>> Begin Listed records

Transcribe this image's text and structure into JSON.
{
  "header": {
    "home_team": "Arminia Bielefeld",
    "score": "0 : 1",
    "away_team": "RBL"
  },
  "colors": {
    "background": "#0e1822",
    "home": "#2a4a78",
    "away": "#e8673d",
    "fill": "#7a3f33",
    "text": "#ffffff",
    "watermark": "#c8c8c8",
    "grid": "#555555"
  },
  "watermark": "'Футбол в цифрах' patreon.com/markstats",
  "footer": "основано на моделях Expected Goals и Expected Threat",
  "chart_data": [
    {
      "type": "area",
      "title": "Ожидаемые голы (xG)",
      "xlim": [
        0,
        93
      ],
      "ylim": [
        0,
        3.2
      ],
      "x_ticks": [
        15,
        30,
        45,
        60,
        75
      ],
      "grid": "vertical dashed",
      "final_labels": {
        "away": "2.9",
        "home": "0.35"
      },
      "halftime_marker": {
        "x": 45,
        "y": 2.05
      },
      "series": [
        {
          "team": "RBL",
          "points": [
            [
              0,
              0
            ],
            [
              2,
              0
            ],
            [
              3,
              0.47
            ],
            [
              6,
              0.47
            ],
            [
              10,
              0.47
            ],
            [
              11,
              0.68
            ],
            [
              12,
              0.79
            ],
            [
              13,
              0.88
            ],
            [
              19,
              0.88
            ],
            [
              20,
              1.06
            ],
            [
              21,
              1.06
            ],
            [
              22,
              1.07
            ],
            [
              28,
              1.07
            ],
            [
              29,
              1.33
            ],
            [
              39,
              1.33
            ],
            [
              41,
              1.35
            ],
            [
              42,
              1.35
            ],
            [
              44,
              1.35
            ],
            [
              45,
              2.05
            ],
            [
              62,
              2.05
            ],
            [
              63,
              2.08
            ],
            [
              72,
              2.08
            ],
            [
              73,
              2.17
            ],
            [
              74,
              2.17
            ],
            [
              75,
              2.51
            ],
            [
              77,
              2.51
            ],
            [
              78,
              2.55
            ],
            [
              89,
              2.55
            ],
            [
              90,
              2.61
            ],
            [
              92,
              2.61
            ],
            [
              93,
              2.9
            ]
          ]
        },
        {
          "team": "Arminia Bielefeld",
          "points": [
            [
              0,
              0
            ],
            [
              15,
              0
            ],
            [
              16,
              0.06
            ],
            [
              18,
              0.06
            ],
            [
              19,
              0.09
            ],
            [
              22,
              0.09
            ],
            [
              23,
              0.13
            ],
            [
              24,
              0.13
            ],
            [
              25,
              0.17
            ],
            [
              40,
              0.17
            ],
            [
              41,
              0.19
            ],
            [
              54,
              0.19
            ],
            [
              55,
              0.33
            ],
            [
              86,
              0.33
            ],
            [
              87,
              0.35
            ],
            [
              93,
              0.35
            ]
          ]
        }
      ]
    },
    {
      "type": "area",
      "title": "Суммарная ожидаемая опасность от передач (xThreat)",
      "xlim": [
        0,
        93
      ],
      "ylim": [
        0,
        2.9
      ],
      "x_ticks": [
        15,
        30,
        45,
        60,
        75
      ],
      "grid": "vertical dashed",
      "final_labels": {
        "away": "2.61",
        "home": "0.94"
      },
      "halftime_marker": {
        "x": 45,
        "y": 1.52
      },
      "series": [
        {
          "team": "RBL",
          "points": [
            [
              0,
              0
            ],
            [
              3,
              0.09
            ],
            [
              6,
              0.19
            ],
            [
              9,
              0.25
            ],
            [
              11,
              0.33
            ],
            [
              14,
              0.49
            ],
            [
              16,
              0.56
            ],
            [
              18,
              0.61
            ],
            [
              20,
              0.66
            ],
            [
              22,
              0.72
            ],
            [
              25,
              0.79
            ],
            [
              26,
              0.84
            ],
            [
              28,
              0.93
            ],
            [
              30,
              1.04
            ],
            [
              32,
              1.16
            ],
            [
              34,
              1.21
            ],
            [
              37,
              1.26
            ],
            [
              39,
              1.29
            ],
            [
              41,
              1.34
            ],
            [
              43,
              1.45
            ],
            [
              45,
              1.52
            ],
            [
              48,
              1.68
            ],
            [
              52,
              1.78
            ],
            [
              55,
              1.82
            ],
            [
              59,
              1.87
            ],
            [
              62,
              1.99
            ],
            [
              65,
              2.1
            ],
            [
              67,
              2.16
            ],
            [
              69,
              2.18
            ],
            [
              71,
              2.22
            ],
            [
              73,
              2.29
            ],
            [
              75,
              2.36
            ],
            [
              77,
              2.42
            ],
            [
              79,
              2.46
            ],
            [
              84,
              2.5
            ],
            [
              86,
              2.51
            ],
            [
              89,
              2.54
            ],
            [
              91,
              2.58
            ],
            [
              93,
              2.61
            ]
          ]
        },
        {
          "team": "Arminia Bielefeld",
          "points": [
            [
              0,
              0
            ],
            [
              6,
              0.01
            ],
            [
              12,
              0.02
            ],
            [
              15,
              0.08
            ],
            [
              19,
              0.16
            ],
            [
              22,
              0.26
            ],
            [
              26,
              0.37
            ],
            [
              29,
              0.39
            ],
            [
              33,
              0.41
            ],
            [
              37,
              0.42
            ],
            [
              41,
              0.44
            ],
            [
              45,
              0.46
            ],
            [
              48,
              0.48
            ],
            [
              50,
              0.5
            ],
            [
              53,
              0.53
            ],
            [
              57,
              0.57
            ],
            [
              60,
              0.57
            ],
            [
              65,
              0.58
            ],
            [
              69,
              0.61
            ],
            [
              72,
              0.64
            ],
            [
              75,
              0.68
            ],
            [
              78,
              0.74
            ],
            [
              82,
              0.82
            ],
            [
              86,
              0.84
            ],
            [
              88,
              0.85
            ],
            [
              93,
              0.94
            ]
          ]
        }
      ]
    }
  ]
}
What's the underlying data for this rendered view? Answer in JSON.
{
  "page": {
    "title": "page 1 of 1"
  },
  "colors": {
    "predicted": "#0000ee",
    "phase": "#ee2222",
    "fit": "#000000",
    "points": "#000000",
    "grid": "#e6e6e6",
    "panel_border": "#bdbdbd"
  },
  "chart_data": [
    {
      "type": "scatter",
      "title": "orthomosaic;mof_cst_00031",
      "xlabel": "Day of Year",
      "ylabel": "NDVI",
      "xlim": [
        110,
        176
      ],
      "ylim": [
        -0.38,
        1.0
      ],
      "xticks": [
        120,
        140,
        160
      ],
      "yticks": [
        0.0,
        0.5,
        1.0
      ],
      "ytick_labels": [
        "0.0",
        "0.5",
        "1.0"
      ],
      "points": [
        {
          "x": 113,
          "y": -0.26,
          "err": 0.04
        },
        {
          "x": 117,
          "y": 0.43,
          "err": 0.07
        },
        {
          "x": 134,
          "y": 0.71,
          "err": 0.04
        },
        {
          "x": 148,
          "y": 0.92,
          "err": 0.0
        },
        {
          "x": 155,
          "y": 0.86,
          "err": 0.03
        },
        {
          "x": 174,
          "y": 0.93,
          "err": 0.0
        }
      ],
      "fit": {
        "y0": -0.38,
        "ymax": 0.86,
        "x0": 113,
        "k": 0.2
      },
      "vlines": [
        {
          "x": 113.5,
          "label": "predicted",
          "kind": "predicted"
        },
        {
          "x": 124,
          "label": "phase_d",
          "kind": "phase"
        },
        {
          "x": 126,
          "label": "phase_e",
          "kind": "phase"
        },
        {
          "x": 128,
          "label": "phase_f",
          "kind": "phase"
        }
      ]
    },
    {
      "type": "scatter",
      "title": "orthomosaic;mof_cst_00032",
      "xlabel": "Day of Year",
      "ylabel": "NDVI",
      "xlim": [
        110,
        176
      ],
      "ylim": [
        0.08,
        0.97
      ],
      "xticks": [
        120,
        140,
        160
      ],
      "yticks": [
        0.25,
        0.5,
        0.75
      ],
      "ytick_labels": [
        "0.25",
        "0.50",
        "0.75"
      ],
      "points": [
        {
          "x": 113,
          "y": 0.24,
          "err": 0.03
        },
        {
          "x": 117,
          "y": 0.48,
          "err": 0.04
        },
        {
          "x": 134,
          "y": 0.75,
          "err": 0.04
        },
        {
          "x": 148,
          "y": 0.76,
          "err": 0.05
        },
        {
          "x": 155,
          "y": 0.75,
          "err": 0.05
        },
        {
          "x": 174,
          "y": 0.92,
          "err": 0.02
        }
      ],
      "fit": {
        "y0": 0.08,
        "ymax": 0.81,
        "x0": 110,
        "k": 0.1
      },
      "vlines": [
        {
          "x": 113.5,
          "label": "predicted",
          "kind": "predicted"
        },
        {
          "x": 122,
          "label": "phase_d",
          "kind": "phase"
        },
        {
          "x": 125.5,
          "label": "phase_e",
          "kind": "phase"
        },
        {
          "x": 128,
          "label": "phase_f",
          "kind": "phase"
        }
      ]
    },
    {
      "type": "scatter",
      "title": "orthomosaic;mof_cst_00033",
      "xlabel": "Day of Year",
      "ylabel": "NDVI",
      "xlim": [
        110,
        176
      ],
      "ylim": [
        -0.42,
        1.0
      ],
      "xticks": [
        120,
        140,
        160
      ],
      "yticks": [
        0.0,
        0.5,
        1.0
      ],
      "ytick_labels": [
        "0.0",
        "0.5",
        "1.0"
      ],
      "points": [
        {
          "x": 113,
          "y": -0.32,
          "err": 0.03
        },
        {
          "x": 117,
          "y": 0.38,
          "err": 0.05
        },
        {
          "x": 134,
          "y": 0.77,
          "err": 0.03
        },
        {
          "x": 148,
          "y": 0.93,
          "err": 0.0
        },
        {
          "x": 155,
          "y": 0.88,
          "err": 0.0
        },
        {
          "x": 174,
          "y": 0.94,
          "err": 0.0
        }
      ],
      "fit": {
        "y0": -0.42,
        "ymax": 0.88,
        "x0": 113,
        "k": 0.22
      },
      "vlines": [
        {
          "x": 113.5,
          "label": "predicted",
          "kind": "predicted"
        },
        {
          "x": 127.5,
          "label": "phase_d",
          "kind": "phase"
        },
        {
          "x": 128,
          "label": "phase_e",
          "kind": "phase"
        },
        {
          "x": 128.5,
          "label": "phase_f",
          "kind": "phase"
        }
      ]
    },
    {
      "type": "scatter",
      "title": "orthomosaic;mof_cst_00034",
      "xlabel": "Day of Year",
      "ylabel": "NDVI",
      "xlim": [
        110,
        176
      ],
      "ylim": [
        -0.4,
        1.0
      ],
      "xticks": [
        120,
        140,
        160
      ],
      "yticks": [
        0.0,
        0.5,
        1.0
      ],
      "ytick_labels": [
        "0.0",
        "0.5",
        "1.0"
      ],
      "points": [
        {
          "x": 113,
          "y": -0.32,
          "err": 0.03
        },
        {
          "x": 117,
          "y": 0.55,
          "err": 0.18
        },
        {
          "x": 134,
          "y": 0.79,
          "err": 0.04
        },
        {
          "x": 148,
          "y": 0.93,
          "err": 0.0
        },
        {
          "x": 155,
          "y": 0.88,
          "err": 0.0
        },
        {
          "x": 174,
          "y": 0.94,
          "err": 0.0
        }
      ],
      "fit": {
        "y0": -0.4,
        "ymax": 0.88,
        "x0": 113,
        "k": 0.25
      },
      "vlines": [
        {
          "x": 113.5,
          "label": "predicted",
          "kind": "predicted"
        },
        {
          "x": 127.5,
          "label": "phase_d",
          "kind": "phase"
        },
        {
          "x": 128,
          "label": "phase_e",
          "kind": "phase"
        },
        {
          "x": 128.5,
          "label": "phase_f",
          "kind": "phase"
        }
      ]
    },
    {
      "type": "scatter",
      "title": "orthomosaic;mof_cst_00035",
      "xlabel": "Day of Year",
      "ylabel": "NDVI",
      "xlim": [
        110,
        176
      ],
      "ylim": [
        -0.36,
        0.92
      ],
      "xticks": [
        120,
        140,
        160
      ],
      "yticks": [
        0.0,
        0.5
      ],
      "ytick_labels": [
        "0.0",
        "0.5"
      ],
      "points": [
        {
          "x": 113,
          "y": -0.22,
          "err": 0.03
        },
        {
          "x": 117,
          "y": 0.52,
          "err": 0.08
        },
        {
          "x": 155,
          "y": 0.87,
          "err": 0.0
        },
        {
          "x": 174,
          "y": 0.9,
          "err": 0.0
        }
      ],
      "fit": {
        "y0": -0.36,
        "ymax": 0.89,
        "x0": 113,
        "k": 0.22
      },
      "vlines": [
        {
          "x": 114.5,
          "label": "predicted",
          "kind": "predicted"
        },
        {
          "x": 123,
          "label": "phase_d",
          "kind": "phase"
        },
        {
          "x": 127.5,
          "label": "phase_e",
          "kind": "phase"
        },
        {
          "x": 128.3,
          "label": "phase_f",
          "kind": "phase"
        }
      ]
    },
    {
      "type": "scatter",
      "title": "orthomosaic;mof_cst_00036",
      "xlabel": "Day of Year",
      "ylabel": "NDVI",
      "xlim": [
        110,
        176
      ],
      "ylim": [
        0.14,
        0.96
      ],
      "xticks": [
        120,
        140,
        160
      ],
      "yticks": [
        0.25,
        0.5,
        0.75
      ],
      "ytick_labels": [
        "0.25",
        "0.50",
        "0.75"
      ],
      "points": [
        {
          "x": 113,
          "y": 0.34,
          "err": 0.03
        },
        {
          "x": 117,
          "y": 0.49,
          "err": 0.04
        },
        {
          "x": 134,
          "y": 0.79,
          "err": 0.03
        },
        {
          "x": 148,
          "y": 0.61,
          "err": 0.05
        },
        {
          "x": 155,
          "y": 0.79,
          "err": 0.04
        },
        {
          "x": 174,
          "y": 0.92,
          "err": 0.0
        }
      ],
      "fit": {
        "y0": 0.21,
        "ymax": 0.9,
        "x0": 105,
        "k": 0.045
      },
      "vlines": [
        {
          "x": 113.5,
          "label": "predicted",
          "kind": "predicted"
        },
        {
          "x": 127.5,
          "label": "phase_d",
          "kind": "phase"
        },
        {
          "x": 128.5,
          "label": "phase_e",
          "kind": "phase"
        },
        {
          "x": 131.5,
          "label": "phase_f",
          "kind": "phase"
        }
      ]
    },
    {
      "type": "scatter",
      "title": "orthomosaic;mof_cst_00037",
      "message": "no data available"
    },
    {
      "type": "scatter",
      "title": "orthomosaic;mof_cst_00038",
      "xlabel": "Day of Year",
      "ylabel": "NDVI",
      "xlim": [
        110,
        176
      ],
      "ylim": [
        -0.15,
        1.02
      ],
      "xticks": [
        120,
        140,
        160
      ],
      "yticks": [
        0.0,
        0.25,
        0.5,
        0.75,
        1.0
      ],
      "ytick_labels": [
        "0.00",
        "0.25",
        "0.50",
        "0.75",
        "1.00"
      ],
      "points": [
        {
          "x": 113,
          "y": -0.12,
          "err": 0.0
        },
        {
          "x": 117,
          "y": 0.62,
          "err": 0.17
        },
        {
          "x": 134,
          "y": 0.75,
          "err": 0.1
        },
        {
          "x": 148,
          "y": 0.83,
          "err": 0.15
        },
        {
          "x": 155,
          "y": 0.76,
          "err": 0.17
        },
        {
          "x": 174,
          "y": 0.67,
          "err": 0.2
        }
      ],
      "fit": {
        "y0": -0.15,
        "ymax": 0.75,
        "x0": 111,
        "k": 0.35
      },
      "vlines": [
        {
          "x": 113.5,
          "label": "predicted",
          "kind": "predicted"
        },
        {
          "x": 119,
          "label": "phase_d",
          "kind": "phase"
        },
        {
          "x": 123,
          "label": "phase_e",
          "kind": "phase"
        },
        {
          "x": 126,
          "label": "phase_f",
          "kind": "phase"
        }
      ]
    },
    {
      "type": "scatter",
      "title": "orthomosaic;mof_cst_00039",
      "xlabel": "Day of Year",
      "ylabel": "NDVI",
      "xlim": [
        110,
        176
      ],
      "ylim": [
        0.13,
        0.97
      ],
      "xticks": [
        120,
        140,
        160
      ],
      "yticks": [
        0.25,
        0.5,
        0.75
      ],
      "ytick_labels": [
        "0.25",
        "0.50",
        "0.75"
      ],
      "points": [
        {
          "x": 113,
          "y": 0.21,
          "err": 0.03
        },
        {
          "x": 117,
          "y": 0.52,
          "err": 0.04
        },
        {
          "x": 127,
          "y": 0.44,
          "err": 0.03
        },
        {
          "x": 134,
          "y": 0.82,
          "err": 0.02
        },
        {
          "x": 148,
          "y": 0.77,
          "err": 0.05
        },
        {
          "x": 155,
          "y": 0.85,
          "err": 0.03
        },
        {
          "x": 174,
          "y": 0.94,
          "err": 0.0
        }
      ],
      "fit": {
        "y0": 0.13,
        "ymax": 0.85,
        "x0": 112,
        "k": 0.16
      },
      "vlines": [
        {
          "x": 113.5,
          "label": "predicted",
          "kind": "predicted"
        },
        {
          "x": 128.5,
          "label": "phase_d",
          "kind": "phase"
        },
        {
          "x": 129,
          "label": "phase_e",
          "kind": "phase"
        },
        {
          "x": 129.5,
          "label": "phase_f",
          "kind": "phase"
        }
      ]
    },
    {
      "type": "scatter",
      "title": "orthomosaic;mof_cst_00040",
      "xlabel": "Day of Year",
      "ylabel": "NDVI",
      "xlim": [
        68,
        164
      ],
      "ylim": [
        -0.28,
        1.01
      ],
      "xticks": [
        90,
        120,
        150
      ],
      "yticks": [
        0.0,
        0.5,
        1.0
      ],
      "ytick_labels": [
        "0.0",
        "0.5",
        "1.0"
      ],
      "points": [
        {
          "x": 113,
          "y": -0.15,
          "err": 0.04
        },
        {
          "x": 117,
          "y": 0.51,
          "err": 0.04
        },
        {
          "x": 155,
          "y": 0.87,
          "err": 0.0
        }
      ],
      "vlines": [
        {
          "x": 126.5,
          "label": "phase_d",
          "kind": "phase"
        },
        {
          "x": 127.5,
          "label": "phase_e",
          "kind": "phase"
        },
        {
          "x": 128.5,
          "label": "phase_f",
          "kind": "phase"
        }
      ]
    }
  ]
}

>> End Listed records

* [Task details]:
Pull out every line holding "orthomosaic" from the records above, and copy it.

* [Task answer]:
      "title": "orthomosaic;mof_cst_00031",
      "title": "orthomosaic;mof_cst_00032",
      "title": "orthomosaic;mof_cst_00033",
      "title": "orthomosaic;mof_cst_00034",
      "title": "orthomosaic;mof_cst_00035",
      "title": "orthomosaic;mof_cst_00036",
      "title": "orthomosaic;mof_cst_00037",
      "title": "orthomosaic;mof_cst_00038",
      "title": "orthomosaic;mof_cst_00039",
      "title": "orthomosaic;mof_cst_00040",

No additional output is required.